- _DIRECTION_: Please copy every line of the records below that holds the word "plain".
-- MATERIAL FOR THIS TASK start --
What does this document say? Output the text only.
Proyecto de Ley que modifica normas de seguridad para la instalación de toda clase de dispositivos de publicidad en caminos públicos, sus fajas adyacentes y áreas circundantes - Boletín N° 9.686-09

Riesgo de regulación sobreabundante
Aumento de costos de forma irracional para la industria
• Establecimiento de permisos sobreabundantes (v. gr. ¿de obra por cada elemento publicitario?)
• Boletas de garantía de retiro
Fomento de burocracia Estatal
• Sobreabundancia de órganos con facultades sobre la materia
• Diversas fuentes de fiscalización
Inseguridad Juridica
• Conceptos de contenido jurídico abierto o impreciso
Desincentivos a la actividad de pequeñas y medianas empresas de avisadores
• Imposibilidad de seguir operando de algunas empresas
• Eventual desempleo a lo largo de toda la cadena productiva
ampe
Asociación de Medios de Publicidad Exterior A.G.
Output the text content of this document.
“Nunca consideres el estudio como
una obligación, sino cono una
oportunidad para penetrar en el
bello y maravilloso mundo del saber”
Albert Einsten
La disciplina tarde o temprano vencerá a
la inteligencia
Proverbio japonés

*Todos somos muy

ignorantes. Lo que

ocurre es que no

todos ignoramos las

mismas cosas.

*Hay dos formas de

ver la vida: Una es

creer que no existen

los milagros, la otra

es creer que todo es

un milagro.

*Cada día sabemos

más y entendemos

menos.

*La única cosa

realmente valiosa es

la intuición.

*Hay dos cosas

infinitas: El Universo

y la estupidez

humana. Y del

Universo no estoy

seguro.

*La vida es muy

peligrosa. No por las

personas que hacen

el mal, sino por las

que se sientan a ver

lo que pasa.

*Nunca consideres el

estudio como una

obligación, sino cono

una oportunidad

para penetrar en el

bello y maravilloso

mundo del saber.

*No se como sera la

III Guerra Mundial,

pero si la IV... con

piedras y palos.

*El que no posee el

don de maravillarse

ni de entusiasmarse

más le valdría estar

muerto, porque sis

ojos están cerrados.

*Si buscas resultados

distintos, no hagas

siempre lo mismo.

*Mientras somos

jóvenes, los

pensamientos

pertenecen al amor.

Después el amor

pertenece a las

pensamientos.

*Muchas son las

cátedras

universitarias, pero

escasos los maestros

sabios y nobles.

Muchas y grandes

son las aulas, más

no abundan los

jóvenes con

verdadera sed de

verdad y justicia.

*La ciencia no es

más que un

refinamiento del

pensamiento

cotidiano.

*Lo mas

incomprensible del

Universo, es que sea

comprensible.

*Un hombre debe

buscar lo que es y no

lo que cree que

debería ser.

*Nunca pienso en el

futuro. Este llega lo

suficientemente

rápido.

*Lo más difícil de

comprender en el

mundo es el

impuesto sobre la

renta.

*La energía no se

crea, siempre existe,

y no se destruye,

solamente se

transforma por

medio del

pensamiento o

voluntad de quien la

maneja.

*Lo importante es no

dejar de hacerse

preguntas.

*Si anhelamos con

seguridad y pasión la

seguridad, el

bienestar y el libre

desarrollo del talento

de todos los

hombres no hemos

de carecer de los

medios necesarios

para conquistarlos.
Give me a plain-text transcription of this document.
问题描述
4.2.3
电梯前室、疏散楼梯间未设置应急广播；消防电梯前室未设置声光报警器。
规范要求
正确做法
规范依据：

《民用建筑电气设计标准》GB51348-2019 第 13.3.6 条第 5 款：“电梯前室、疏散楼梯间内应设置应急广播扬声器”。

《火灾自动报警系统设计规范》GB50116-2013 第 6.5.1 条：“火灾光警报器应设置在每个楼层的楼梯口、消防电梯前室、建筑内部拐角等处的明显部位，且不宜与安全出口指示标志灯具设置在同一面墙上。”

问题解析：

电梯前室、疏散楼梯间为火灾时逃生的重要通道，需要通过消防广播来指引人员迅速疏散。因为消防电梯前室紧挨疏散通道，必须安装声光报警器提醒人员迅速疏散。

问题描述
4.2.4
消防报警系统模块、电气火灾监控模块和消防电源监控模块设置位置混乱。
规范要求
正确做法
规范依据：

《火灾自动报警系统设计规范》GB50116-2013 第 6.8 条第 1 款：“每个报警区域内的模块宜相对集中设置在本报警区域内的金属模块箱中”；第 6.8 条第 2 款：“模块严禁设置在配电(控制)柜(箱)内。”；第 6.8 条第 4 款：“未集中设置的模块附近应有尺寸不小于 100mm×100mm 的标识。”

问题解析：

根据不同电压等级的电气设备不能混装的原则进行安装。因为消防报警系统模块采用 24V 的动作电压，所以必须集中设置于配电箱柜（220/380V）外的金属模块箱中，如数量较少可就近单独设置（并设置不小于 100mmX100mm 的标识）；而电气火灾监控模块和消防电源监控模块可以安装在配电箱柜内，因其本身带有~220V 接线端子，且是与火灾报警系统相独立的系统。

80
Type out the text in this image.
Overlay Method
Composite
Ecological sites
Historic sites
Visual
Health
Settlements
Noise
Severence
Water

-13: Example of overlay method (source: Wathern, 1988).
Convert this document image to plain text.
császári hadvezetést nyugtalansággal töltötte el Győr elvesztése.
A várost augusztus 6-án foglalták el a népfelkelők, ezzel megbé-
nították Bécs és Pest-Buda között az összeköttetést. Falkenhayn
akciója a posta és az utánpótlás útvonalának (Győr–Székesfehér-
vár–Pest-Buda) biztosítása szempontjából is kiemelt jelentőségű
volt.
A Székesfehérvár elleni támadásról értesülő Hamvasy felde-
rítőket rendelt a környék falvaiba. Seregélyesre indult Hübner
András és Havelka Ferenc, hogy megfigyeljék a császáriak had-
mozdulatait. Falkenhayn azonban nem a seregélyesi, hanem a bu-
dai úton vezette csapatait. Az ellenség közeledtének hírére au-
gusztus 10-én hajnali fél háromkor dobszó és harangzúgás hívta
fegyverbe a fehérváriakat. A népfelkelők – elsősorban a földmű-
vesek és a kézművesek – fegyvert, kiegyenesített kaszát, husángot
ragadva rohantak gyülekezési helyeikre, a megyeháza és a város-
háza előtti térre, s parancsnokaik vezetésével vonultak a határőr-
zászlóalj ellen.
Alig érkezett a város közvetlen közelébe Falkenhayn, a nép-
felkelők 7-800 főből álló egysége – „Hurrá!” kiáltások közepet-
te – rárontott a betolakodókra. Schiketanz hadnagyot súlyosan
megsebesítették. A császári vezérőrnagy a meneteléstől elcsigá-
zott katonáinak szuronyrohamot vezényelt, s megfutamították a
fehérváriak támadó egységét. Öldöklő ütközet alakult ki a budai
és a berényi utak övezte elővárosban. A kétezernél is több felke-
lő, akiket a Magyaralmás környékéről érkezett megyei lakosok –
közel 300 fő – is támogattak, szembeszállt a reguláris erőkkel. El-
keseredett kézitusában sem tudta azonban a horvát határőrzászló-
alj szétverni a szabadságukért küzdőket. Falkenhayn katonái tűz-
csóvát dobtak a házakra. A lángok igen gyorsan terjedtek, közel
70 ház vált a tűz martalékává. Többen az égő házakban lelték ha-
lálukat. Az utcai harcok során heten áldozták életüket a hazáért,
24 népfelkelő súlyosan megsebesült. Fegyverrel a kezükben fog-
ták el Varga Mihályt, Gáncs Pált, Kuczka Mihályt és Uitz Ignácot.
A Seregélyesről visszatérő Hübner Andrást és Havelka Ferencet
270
-- MATERIAL FOR THIS TASK end --
- _OUTPUT OF THE EXERCISE_:
Give me a plain-text transcription of this document.
Convert this document image to plain text.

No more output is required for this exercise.